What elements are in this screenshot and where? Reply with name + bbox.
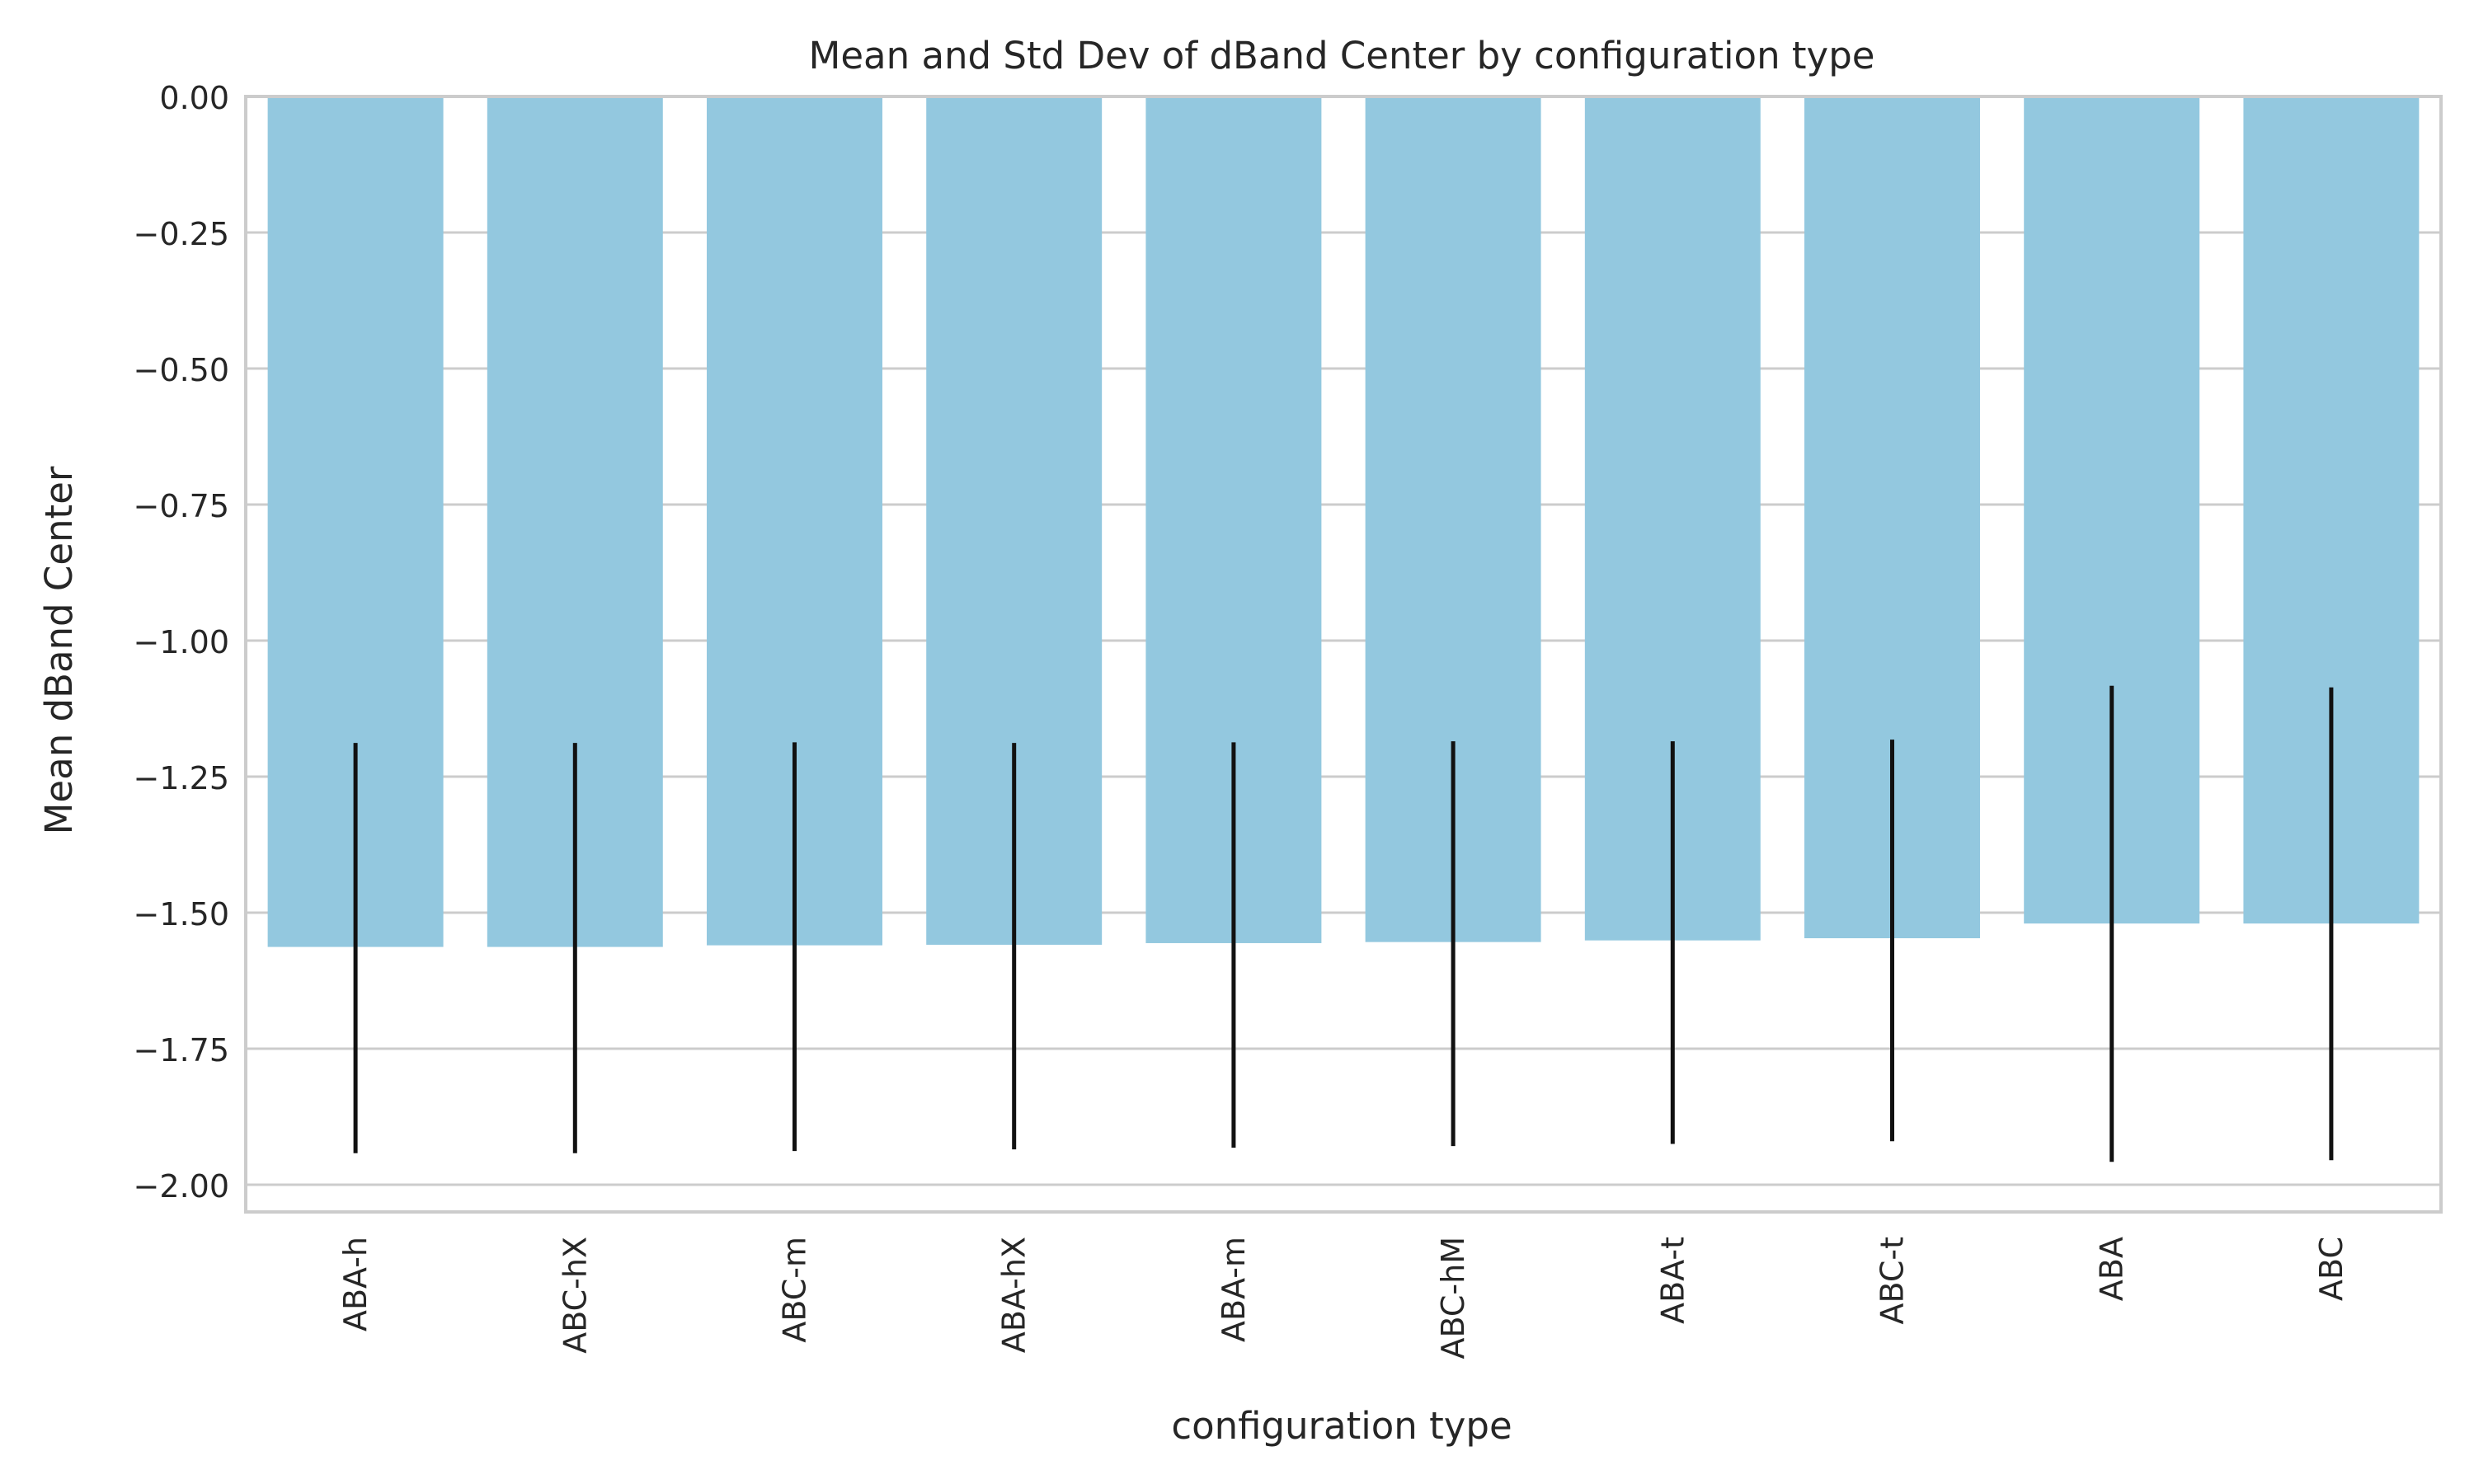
x-axis-label: configuration type [1171, 1404, 1512, 1448]
x-tick-label: ABC-hX [557, 1237, 593, 1354]
x-tick-label: ABC-hM [1435, 1237, 1471, 1360]
plot-frame [244, 95, 2443, 1214]
y-tick-label: 0.00 [159, 80, 229, 116]
y-tick-label: −1.25 [134, 760, 229, 796]
y-tick-label: −1.00 [134, 624, 229, 660]
x-tick-label: ABC [2313, 1237, 2349, 1301]
x-tick-label: ABA-t [1654, 1237, 1691, 1324]
chart-title: Mean and Std Dev of dBand Center by conf… [809, 34, 1875, 77]
y-tick-label: −0.50 [134, 352, 229, 388]
y-tick-label: −1.50 [134, 896, 229, 932]
y-axis-ticks: 0.00 −0.25 −0.50 −0.75 −1.00 −1.25 −1.50 −1.75 −… [134, 80, 229, 1205]
x-tick-label: ABA-m [1216, 1237, 1252, 1342]
y-axis-label: Mean dBand Center [37, 466, 81, 834]
x-tick-label: ABA [2094, 1237, 2130, 1301]
y-tick-label: −2.00 [134, 1168, 229, 1205]
bars [267, 96, 2420, 947]
x-tick-label: ABA-hX [996, 1237, 1032, 1353]
x-tick-label: ABC-t [1874, 1237, 1911, 1325]
y-tick-label: −0.75 [134, 488, 229, 524]
x-tick-label: ABA-h [337, 1237, 374, 1331]
y-tick-label: −0.25 [134, 216, 229, 252]
x-axis-ticks: ABA-h ABC-hX ABC-m ABA-hX ABA-m ABC-hM ABA-t AB… [337, 1237, 2349, 1360]
error-bars [353, 685, 2334, 1162]
x-tick-label: ABC-m [777, 1237, 813, 1343]
y-tick-label: −1.75 [134, 1032, 229, 1068]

### Set task
Rewrite every record, replacing each "y-tick-label" with "y-axis-value" and leaving the rest unchanged. Leave the pictures out.

### Task solution
What elements are in this screenshot and where? Reply with name + bbox.
x-axis-label: configuration type [1171, 1404, 1512, 1448]
x-tick-label: ABC-hX [557, 1237, 593, 1354]
x-tick-label: ABC-hM [1435, 1237, 1471, 1360]
plot-frame [244, 95, 2443, 1214]
y-axis-value: 0.00 [159, 80, 229, 116]
y-axis-value: −1.25 [134, 760, 229, 796]
y-axis-value: −1.00 [134, 624, 229, 660]
x-tick-label: ABC [2313, 1237, 2349, 1301]
x-tick-label: ABA-t [1654, 1237, 1691, 1324]
chart-title: Mean and Std Dev of dBand Center by conf… [809, 34, 1875, 77]
y-axis-value: −0.50 [134, 352, 229, 388]
y-axis-value: −1.50 [134, 896, 229, 932]
y-axis-ticks: 0.00 −0.25 −0.50 −0.75 −1.00 −1.25 −1.50 −1.75 −… [134, 80, 229, 1205]
x-tick-label: ABA-m [1216, 1237, 1252, 1342]
y-axis-label: Mean dBand Center [37, 466, 81, 834]
x-tick-label: ABA [2094, 1237, 2130, 1301]
y-axis-value: −2.00 [134, 1168, 229, 1205]
bars [267, 96, 2420, 947]
x-tick-label: ABA-hX [996, 1237, 1032, 1353]
x-tick-label: ABC-t [1874, 1237, 1911, 1325]
y-axis-value: −0.75 [134, 488, 229, 524]
x-tick-label: ABA-h [337, 1237, 374, 1331]
y-axis-value: −0.25 [134, 216, 229, 252]
x-axis-ticks: ABA-h ABC-hX ABC-m ABA-hX ABA-m ABC-hM ABA-t AB… [337, 1237, 2349, 1360]
error-bars [353, 685, 2334, 1162]
x-tick-label: ABC-m [777, 1237, 813, 1343]
y-axis-value: −1.75 [134, 1032, 229, 1068]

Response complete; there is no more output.